Provided entries:
----------------------------------------

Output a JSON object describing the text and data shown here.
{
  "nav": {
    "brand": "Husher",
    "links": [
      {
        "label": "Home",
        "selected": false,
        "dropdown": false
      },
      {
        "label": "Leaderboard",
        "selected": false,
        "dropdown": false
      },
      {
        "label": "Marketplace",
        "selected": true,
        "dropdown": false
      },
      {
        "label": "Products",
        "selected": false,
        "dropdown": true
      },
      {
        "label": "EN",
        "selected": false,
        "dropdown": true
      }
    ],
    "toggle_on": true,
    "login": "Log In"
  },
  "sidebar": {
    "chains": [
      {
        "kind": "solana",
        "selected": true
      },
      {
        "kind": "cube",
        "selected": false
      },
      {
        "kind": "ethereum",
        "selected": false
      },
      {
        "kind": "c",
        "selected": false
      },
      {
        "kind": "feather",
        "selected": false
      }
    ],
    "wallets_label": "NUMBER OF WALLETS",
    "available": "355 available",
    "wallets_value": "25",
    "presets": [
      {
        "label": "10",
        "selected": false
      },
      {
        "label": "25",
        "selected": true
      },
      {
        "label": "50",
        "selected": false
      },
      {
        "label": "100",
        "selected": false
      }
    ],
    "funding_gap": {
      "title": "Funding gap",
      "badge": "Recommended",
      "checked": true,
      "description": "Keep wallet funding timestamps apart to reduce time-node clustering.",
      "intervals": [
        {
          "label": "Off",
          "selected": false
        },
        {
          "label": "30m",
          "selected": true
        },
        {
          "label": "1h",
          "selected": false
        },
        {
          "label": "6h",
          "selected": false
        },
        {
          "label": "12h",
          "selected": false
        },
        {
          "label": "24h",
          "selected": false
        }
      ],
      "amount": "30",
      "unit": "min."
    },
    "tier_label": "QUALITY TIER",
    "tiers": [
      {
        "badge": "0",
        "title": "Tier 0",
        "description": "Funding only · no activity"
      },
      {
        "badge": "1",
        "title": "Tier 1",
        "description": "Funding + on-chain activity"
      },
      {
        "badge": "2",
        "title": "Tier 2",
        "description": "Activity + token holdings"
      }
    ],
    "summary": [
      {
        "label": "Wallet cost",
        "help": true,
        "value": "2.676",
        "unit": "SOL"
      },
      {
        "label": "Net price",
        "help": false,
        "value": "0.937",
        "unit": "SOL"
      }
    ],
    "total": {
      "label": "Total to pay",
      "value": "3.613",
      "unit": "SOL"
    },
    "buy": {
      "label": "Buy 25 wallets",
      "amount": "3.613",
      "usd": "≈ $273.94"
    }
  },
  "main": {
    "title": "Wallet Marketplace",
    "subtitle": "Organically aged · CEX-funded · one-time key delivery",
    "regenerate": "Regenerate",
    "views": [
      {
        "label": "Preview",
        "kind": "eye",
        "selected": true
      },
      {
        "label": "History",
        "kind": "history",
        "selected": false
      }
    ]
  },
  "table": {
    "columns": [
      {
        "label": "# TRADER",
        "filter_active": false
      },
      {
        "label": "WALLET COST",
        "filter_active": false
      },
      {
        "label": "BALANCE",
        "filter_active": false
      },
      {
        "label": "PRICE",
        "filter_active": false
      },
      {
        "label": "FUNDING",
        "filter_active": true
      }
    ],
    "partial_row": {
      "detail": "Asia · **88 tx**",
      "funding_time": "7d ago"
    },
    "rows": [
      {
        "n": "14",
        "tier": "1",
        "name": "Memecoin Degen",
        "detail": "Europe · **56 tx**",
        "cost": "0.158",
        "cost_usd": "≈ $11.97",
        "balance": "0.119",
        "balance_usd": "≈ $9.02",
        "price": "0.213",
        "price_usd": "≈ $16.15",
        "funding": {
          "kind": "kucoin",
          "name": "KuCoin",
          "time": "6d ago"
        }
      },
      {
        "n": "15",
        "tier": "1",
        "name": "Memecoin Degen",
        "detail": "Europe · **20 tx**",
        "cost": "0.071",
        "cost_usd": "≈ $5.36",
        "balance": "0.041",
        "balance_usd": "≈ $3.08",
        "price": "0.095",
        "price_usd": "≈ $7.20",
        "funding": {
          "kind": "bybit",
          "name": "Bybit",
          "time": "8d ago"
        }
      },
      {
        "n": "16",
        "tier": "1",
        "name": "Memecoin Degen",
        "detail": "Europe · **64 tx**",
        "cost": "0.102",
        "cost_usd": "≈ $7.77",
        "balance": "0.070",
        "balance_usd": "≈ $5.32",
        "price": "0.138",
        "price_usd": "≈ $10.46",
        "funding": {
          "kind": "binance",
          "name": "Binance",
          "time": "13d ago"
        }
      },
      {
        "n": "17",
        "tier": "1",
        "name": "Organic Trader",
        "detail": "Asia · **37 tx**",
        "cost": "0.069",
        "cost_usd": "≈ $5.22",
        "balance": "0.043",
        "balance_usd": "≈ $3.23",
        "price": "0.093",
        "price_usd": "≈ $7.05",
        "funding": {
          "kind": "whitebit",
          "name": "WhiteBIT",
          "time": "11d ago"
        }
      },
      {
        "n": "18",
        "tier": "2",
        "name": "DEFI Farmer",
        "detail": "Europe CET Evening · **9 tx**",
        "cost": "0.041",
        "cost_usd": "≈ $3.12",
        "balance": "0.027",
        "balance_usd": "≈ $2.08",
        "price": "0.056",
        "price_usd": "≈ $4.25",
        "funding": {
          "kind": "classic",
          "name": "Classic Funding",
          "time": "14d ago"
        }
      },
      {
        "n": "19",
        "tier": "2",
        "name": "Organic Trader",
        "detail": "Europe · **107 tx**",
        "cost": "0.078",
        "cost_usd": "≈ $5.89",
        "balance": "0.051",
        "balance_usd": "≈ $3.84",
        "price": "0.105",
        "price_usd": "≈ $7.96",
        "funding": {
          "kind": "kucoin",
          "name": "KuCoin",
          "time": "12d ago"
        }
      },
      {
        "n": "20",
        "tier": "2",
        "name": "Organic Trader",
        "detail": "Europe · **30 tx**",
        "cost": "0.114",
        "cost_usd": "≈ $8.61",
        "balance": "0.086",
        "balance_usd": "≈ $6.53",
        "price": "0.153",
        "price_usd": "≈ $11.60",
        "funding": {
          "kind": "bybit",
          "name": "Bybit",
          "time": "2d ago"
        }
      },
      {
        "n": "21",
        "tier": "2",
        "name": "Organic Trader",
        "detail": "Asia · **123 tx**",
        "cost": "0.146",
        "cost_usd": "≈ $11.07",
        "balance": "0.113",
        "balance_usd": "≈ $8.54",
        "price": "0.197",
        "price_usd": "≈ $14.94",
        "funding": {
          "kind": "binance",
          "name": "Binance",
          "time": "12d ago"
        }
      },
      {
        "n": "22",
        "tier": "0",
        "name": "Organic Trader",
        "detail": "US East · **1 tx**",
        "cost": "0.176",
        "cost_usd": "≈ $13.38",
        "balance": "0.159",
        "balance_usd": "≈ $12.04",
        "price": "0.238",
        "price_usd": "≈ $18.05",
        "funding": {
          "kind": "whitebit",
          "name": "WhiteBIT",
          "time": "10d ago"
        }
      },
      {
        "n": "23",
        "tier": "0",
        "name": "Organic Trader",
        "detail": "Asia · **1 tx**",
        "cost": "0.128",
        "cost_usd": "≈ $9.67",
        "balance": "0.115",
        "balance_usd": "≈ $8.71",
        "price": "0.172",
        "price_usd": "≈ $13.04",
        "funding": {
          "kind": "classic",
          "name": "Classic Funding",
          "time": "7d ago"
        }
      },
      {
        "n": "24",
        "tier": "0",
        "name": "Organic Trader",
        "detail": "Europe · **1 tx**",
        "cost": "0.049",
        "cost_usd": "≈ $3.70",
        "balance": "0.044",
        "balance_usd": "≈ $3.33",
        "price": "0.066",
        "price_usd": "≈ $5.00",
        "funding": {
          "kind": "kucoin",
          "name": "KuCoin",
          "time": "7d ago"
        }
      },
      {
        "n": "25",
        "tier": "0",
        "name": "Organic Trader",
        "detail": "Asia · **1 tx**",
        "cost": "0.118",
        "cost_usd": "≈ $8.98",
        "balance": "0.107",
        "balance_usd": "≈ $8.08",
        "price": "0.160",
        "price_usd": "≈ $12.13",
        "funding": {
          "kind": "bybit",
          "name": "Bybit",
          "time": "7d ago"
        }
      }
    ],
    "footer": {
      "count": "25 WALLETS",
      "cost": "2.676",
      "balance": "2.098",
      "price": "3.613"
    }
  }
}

----------------------------------------

Job:
Only lines with the word "true" are wanted, so copy each one from the records.

Solution to this exercise:
        "selected": true,
        "dropdown": true
        "dropdown": true
    "toggle_on": true,
        "selected": true
        "selected": true
      "checked": true,
          "selected": true
        "help": true,
        "selected": true
        "filter_active": true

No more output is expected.